Exercise details. Produce a word-for-word copy of the listing below without its pictures.

(Records contained in a dataset)
-*-

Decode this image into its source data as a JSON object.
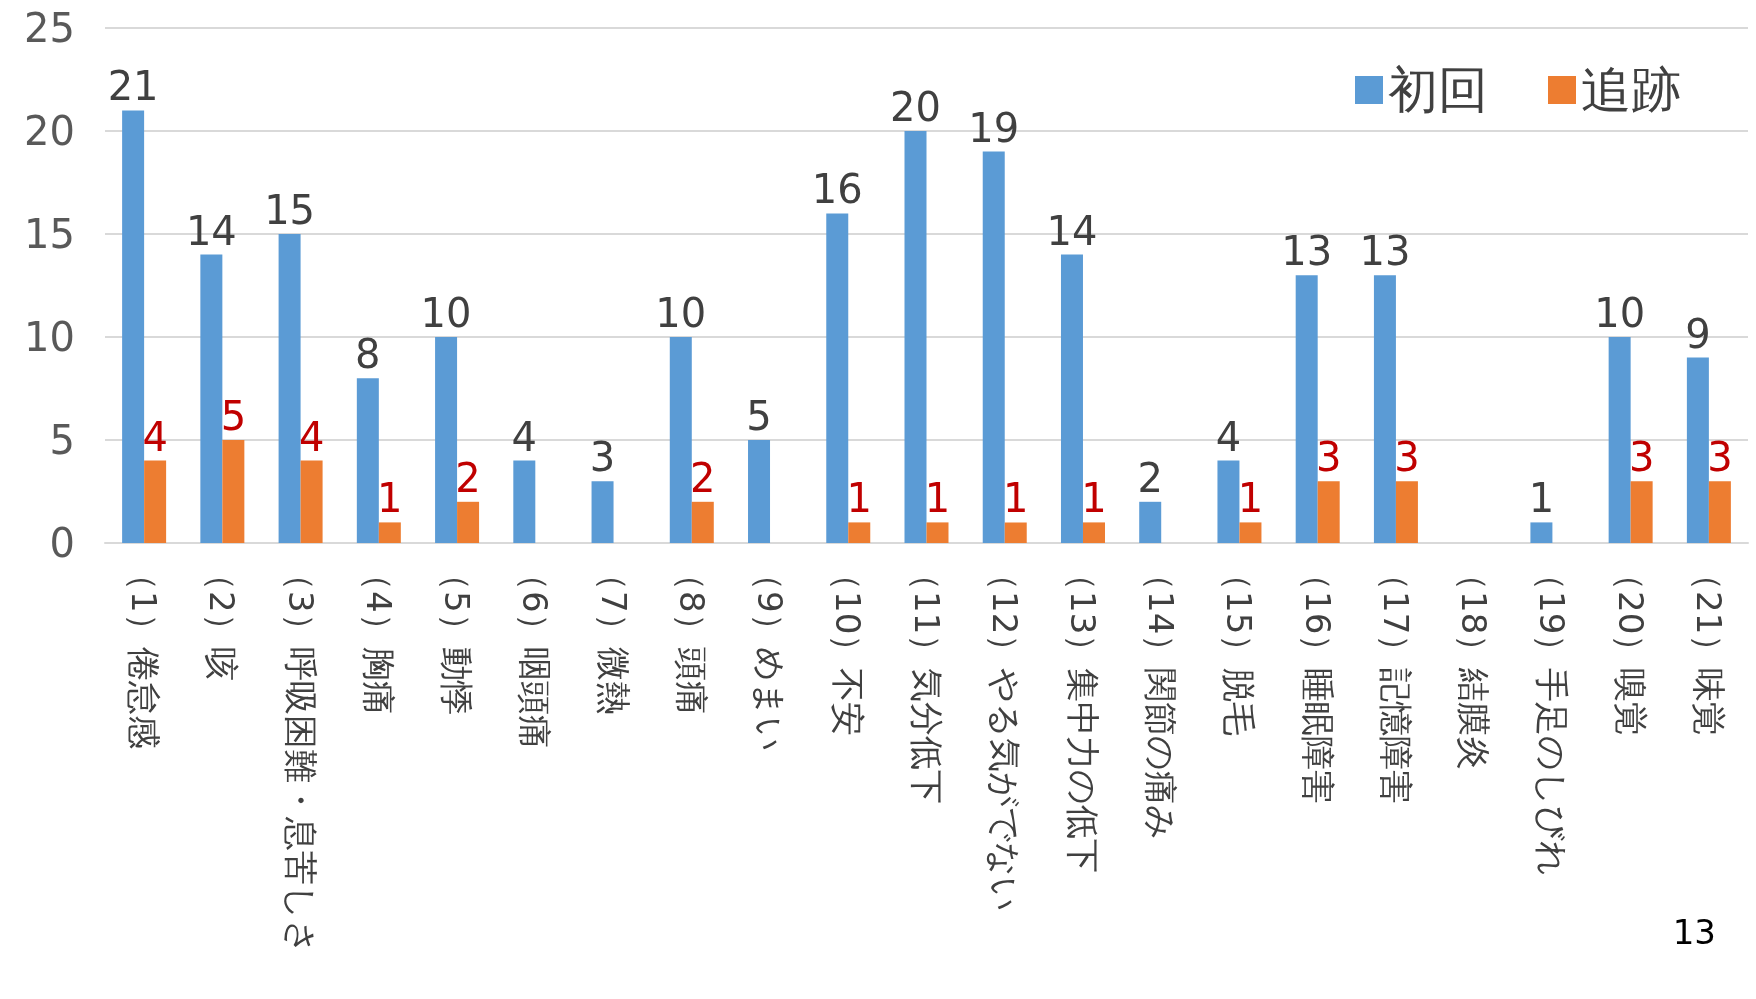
{
  "chart_data": {
    "type": "bar",
    "categories": [
      "（1）倦怠感",
      "（2）咳",
      "（3）呼吸困難・息苦しさ",
      "（4）胸痛",
      "（5）動悸",
      "（6）咽頭痛",
      "（7）微熱",
      "（8）頭痛",
      "（9）めまい",
      "（10）不安",
      "（11）気分低下",
      "（12）やる気がでない",
      "（13）集中力の低下",
      "（14）関節の痛み",
      "（15）脱毛",
      "（16）睡眠障害",
      "（17）記憶障害",
      "（18）結膜炎",
      "（19）手足のしびれ",
      "（20）嗅覚",
      "（21）味覚"
    ],
    "series": [
      {
        "name": "初回",
        "color": "#5b9bd5",
        "values": [
          21,
          14,
          15,
          8,
          10,
          4,
          3,
          10,
          5,
          16,
          20,
          19,
          14,
          2,
          4,
          13,
          13,
          null,
          1,
          10,
          9
        ]
      },
      {
        "name": "追跡",
        "color": "#ed7d31",
        "values": [
          4,
          5,
          4,
          1,
          2,
          null,
          null,
          2,
          null,
          1,
          1,
          1,
          1,
          null,
          1,
          3,
          3,
          null,
          null,
          3,
          3
        ]
      }
    ],
    "ylim": [
      0,
      25
    ],
    "yticks": [
      0,
      5,
      10,
      15,
      20,
      25
    ],
    "grid": "y",
    "legend": "top right",
    "data_labels": true,
    "annotations": [
      "13"
    ]
  }
}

-*-

Answer for the task.
Decode this image into its source data as a JSON object.
{
  "chart_data": {
    "type": "bar",
    "categories": [
      "（1）倦怠感",
      "（2）咳",
      "（3）呼吸困難・息苦しさ",
      "（4）胸痛",
      "（5）動悸",
      "（6）咽頭痛",
      "（7）微熱",
      "（8）頭痛",
      "（9）めまい",
      "（10）不安",
      "（11）気分低下",
      "（12）やる気がでない",
      "（13）集中力の低下",
      "（14）関節の痛み",
      "（15）脱毛",
      "（16）睡眠障害",
      "（17）記憶障害",
      "（18）結膜炎",
      "（19）手足のしびれ",
      "（20）嗅覚",
      "（21）味覚"
    ],
    "series": [
      {
        "name": "初回",
        "color": "#5b9bd5",
        "values": [
          21,
          14,
          15,
          8,
          10,
          4,
          3,
          10,
          5,
          16,
          20,
          19,
          14,
          2,
          4,
          13,
          13,
          null,
          1,
          10,
          9
        ]
      },
      {
        "name": "追跡",
        "color": "#ed7d31",
        "values": [
          4,
          5,
          4,
          1,
          2,
          null,
          null,
          2,
          null,
          1,
          1,
          1,
          1,
          null,
          1,
          3,
          3,
          null,
          null,
          3,
          3
        ]
      }
    ],
    "ylim": [
      0,
      25
    ],
    "yticks": [
      0,
      5,
      10,
      15,
      20,
      25
    ],
    "grid": "y",
    "legend": "top right",
    "data_labels": true,
    "annotations": [
      "13"
    ]
  }
}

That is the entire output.